↓

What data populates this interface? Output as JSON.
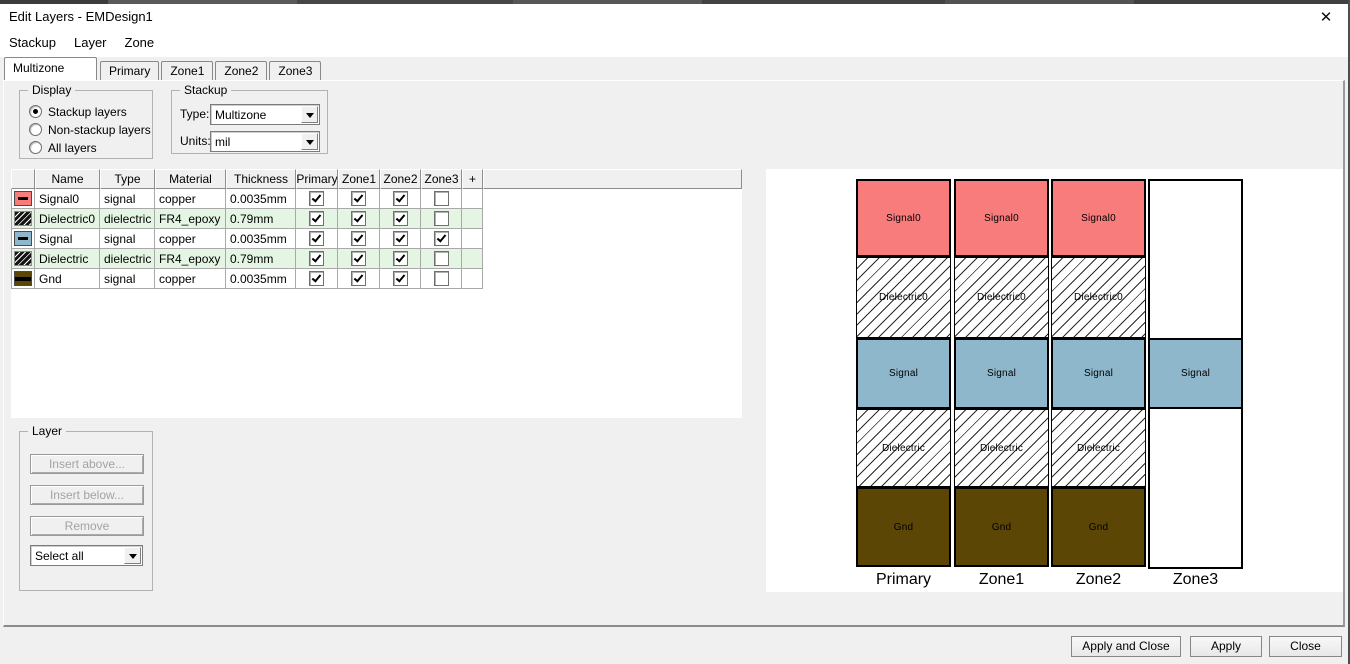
{
  "window": {
    "title": "Edit Layers - EMDesign1",
    "close_glyph": "✕"
  },
  "menu": {
    "items": [
      "Stackup",
      "Layer",
      "Zone"
    ]
  },
  "tabs": {
    "items": [
      {
        "label": "Multizone",
        "selected": true
      },
      {
        "label": "Primary",
        "selected": false
      },
      {
        "label": "Zone1",
        "selected": false
      },
      {
        "label": "Zone2",
        "selected": false
      },
      {
        "label": "Zone3",
        "selected": false
      }
    ]
  },
  "display_group": {
    "title": "Display",
    "options": [
      {
        "label": "Stackup layers",
        "selected": true
      },
      {
        "label": "Non-stackup layers",
        "selected": false
      },
      {
        "label": "All layers",
        "selected": false
      }
    ]
  },
  "stackup_group": {
    "title": "Stackup",
    "type_label": "Type:",
    "type_value": "Multizone",
    "units_label": "Units:",
    "units_value": "mil"
  },
  "layers_table": {
    "headers": [
      "",
      "Name",
      "Type",
      "Material",
      "Thickness",
      "Primary",
      "Zone1",
      "Zone2",
      "Zone3",
      "+"
    ],
    "highlight_color": "#e4f6e3",
    "rows": [
      {
        "name": "Signal0",
        "type": "signal",
        "material": "copper",
        "thickness": "0.0035mm",
        "swatch": {
          "kind": "dash",
          "color": "#f97c7c"
        },
        "checks": [
          true,
          true,
          true,
          false
        ],
        "highlight": false
      },
      {
        "name": "Dielectric0",
        "type": "dielectric",
        "material": "FR4_epoxy",
        "thickness": "0.79mm",
        "swatch": {
          "kind": "hatch",
          "color": "#141414"
        },
        "checks": [
          true,
          true,
          true,
          false
        ],
        "highlight": true
      },
      {
        "name": "Signal",
        "type": "signal",
        "material": "copper",
        "thickness": "0.0035mm",
        "swatch": {
          "kind": "dash",
          "color": "#8fb7cb"
        },
        "checks": [
          true,
          true,
          true,
          true
        ],
        "highlight": false
      },
      {
        "name": "Dielectric",
        "type": "dielectric",
        "material": "FR4_epoxy",
        "thickness": "0.79mm",
        "swatch": {
          "kind": "hatch",
          "color": "#141414"
        },
        "checks": [
          true,
          true,
          true,
          false
        ],
        "highlight": true
      },
      {
        "name": "Gnd",
        "type": "signal",
        "material": "copper",
        "thickness": "0.0035mm",
        "swatch": {
          "kind": "stripe",
          "color": "#5b4606"
        },
        "checks": [
          true,
          true,
          true,
          false
        ],
        "highlight": false
      }
    ]
  },
  "layer_group": {
    "title": "Layer",
    "buttons": [
      {
        "label": "Insert above...",
        "enabled": false
      },
      {
        "label": "Insert below...",
        "enabled": false
      },
      {
        "label": "Remove",
        "enabled": false
      }
    ],
    "select_value": "Select all"
  },
  "stackup_view": {
    "zone_labels": [
      "Primary",
      "Zone1",
      "Zone2",
      "Zone3"
    ],
    "layer_order": [
      "Signal0",
      "Dielectric0",
      "Signal",
      "Dielectric",
      "Gnd"
    ],
    "layer_styles": {
      "Signal0": {
        "kind": "solid",
        "color": "#f97c7c"
      },
      "Dielectric0": {
        "kind": "hatch",
        "color": "#ffffff"
      },
      "Signal": {
        "kind": "solid",
        "color": "#8fb7cb"
      },
      "Dielectric": {
        "kind": "hatch",
        "color": "#ffffff"
      },
      "Gnd": {
        "kind": "solid",
        "color": "#5b4606"
      }
    },
    "columns": [
      {
        "zone": "Primary",
        "layers": [
          "Signal0",
          "Dielectric0",
          "Signal",
          "Dielectric",
          "Gnd"
        ]
      },
      {
        "zone": "Zone1",
        "layers": [
          "Signal0",
          "Dielectric0",
          "Signal",
          "Dielectric",
          "Gnd"
        ]
      },
      {
        "zone": "Zone2",
        "layers": [
          "Signal0",
          "Dielectric0",
          "Signal",
          "Dielectric",
          "Gnd"
        ]
      },
      {
        "zone": "Zone3",
        "layers": [
          "Signal"
        ]
      }
    ]
  },
  "footer": {
    "buttons": [
      "Apply and Close",
      "Apply",
      "Close"
    ]
  }
}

↑

# Exercise instructions
Report each line of the material above where the word "Primary" appears.

# The output
        "label": "Primary",
      "Primary",
      "Primary",
        "zone": "Primary",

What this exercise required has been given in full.